• _Problem description_:
Quote the lines exactly as they appear, beginning with the first line and ending with the line containing "- station-value: 10.6: [345, 659, 375, 673]", including both.

....................

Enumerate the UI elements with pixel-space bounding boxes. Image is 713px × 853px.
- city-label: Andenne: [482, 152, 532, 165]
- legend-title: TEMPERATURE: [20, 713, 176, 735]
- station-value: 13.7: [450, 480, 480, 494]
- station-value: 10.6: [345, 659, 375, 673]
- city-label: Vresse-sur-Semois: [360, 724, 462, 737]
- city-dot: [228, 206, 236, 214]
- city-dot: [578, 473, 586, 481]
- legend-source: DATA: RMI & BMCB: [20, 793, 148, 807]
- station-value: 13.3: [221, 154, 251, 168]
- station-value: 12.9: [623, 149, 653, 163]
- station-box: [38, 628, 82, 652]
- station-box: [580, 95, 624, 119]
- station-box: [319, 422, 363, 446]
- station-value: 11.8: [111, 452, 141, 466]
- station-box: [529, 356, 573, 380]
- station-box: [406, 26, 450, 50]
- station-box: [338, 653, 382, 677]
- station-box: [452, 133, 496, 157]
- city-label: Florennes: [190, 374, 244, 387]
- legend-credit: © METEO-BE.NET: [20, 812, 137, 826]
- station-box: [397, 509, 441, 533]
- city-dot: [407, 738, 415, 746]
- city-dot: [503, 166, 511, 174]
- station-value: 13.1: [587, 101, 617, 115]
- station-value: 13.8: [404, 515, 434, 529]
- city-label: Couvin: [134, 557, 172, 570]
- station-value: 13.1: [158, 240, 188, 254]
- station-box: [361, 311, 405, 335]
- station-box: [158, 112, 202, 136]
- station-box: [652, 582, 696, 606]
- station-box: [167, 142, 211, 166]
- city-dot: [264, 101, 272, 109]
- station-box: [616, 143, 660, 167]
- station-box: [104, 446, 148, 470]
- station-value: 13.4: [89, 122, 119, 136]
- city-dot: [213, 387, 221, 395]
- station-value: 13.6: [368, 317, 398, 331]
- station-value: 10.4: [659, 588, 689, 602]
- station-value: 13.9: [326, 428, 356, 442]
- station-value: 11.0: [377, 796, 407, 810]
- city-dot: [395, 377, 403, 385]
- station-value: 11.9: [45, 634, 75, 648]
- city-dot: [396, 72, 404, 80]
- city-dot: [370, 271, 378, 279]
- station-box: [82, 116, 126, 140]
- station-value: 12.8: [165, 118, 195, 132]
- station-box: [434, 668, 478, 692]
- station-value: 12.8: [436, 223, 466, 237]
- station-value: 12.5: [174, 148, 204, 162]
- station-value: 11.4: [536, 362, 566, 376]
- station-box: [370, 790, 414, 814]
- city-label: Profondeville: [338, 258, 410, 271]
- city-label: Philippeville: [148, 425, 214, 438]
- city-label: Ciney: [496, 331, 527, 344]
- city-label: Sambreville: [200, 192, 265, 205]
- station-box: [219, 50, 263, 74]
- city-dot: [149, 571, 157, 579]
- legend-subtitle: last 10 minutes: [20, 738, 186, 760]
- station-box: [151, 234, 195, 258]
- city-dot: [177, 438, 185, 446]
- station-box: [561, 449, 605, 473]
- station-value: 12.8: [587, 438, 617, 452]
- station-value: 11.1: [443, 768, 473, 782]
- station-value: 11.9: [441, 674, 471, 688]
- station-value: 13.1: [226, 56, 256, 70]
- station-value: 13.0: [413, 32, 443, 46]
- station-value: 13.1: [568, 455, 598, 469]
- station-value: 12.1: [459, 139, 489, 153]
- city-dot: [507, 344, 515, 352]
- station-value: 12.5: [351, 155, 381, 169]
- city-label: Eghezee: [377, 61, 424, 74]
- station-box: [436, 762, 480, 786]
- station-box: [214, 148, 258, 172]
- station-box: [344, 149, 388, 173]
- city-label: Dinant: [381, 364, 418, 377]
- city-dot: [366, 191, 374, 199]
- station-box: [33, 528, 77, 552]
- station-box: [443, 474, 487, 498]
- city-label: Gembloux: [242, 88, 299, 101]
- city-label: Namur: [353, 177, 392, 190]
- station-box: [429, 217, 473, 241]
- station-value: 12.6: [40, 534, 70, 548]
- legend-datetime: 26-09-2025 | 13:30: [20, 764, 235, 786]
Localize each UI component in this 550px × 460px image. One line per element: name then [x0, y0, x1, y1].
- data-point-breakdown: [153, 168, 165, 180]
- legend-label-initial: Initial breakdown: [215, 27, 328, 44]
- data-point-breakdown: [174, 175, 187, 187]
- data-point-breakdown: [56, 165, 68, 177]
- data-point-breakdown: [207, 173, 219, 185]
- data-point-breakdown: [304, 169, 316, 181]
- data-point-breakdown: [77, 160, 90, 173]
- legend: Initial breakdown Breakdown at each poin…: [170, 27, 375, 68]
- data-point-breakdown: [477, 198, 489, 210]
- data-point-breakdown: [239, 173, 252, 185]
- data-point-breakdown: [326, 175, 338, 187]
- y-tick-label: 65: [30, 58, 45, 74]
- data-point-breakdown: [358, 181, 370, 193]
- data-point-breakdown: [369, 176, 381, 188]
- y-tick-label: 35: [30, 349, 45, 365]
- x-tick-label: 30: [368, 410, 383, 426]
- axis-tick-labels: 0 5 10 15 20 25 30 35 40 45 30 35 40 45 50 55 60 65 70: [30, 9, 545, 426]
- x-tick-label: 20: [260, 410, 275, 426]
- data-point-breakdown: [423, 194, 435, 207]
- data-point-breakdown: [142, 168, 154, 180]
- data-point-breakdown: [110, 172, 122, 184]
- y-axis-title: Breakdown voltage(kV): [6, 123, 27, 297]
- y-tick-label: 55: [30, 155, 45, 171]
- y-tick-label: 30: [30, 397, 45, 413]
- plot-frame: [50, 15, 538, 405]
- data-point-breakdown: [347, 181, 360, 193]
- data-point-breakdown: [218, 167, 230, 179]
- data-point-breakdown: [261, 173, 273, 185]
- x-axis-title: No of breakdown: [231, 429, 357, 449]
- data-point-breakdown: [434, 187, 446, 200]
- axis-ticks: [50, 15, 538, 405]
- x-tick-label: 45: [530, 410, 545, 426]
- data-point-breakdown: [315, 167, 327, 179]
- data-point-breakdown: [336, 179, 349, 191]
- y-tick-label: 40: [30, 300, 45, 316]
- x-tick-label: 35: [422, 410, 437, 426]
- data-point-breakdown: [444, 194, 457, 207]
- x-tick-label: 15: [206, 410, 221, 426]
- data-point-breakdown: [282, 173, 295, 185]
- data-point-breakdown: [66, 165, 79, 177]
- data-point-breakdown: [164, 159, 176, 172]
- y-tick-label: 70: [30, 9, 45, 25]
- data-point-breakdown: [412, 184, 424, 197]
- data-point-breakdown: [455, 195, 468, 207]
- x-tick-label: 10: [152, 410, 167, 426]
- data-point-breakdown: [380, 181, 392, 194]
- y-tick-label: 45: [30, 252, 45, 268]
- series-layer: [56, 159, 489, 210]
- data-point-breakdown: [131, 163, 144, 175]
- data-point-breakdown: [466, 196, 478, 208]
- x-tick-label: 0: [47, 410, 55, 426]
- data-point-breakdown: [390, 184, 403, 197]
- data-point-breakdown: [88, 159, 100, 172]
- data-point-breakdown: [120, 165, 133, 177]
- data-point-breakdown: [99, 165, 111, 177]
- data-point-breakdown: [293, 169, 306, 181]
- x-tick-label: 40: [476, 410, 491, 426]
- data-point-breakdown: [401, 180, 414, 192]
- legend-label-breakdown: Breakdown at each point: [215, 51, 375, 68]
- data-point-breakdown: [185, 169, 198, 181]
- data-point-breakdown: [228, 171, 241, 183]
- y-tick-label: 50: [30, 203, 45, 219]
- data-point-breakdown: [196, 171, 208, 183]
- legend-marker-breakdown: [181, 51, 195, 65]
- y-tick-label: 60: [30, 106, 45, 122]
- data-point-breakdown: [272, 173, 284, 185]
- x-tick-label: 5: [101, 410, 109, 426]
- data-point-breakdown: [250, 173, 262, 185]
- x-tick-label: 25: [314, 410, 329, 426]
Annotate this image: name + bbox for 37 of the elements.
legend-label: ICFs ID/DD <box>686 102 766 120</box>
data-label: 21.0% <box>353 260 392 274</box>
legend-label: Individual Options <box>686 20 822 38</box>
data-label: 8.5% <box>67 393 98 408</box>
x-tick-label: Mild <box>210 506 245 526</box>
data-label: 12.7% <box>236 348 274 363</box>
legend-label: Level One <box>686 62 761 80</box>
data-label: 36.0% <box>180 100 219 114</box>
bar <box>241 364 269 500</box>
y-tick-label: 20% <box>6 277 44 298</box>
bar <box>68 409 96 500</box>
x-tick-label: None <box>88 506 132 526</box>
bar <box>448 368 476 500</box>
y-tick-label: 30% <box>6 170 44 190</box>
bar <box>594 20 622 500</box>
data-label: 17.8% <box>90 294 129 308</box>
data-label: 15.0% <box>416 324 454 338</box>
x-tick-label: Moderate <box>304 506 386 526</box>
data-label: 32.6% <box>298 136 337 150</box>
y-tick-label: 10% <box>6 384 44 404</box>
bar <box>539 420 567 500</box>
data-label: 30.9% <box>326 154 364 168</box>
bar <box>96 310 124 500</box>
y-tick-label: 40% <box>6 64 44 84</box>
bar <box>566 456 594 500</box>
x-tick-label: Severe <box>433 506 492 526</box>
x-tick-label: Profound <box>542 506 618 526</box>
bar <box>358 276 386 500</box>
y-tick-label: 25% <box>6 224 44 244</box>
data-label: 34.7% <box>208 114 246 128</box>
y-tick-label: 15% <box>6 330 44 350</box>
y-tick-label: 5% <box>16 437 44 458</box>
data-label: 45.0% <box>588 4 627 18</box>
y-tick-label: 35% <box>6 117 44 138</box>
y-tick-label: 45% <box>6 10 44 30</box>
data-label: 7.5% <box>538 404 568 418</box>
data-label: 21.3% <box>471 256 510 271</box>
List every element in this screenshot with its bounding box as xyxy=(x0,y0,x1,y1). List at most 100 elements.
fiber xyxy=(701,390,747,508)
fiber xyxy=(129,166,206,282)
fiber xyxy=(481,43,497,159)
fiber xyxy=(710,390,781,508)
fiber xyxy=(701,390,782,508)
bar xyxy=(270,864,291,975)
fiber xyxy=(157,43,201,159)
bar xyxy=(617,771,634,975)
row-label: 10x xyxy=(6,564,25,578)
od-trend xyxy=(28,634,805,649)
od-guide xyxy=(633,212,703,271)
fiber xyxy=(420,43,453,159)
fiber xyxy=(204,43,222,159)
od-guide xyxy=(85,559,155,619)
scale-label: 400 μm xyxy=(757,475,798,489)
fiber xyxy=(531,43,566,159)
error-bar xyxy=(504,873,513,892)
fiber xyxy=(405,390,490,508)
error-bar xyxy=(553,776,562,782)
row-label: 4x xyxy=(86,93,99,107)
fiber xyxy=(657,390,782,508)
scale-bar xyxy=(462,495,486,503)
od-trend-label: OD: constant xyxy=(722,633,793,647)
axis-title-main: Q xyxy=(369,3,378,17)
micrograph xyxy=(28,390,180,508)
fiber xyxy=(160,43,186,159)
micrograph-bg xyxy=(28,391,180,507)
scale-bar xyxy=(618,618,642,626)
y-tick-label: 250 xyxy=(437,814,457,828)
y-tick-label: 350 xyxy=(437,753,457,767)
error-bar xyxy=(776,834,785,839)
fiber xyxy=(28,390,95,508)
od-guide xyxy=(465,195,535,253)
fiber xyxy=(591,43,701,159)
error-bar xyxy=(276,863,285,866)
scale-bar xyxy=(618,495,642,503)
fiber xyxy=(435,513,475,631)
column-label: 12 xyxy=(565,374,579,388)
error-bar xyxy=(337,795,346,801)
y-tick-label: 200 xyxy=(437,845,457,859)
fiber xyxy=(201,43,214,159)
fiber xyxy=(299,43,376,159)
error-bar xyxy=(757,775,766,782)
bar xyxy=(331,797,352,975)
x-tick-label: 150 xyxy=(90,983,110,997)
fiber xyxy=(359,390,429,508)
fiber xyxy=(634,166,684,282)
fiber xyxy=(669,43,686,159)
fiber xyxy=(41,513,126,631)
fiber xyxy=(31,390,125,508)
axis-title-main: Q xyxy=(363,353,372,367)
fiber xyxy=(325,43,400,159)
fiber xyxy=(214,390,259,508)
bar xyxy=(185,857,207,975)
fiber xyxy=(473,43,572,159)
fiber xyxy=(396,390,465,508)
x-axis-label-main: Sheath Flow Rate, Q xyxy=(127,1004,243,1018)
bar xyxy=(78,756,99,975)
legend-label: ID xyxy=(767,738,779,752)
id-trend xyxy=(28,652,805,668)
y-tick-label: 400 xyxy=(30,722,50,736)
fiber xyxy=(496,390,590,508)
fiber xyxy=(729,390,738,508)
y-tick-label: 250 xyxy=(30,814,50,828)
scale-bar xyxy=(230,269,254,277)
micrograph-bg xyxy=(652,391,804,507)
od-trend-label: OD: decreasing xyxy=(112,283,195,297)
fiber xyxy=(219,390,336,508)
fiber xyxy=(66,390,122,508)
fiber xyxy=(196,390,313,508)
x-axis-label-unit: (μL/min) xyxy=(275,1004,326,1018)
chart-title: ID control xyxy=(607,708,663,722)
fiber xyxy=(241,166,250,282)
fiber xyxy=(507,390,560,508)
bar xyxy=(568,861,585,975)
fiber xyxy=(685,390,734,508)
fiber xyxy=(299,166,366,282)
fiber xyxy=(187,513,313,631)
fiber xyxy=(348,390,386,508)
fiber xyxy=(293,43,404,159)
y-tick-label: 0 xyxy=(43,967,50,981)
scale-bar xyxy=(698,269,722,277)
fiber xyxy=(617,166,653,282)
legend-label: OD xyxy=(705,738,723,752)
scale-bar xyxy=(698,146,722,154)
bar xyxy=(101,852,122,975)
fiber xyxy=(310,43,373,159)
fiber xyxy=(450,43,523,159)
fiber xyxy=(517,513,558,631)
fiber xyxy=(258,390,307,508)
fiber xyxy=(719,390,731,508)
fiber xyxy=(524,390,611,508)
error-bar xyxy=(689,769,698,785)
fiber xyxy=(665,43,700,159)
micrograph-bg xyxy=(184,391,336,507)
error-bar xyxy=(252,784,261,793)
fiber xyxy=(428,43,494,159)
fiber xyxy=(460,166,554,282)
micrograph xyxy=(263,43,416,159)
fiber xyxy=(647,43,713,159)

....................

• _Exercise solution_:
Enumerate the UI elements with pixel-space bounding boxes. Image is 713px × 853px.
- city-label: Andenne: [482, 152, 532, 165]
- legend-title: TEMPERATURE: [20, 713, 176, 735]
- station-value: 13.7: [450, 480, 480, 494]
- station-value: 10.6: [345, 659, 375, 673]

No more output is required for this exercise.